# Your goal
Output every record below exactly as it appears.

[Items from a data source]
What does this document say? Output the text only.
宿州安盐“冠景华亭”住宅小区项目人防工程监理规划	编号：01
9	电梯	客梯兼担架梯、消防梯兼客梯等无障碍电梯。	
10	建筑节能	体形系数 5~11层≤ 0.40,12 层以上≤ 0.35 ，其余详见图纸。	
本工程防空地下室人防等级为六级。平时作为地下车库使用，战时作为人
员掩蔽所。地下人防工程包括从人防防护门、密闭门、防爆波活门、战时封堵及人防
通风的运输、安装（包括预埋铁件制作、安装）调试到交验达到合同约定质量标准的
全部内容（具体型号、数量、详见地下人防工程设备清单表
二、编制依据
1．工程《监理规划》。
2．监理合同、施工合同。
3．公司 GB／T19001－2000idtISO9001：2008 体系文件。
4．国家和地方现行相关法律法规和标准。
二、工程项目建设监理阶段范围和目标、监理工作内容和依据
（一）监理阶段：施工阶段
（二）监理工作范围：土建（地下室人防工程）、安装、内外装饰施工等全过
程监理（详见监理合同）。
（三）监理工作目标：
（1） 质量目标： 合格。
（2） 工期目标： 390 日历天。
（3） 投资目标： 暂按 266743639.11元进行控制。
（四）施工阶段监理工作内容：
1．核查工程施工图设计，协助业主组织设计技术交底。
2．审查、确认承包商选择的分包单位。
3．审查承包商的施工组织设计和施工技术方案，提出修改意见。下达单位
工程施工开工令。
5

# Written answer
What does this document say? Output the text only.
宿州安盐“冠景华亭”住宅小区项目人防工程监理规划	编号：01
9	电梯	客梯兼担架梯、消防梯兼客梯等无障碍电梯。	
10	建筑节能	体形系数 5~11层≤ 0.40,12 层以上≤ 0.35 ，其余详见图纸。	
本工程防空地下室人防等级为六级。平时作为地下车库使用，战时作为人
员掩蔽所。地下人防工程包括从人防防护门、密闭门、防爆波活门、战时封堵及人防
通风的运输、安装（包括预埋铁件制作、安装）调试到交验达到合同约定质量标准的
全部内容（具体型号、数量、详见地下人防工程设备清单表
二、编制依据
1．工程《监理规划》。
2．监理合同、施工合同。
3．公司 GB／T19001－2000idtISO9001：2008 体系文件。
4．国家和地方现行相关法律法规和标准。
二、工程项目建设监理阶段范围和目标、监理工作内容和依据
（一）监理阶段：施工阶段
（二）监理工作范围：土建（地下室人防工程）、安装、内外装饰施工等全过
程监理（详见监理合同）。
（三）监理工作目标：
（1） 质量目标： 合格。
（2） 工期目标： 390 日历天。
（3） 投资目标： 暂按 266743639.11元进行控制。
（四）施工阶段监理工作内容：
1．核查工程施工图设计，协助业主组织设计技术交底。
2．审查、确认承包商选择的分包单位。
3．审查承包商的施工组织设计和施工技术方案，提出修改意见。下达单位
工程施工开工令。
5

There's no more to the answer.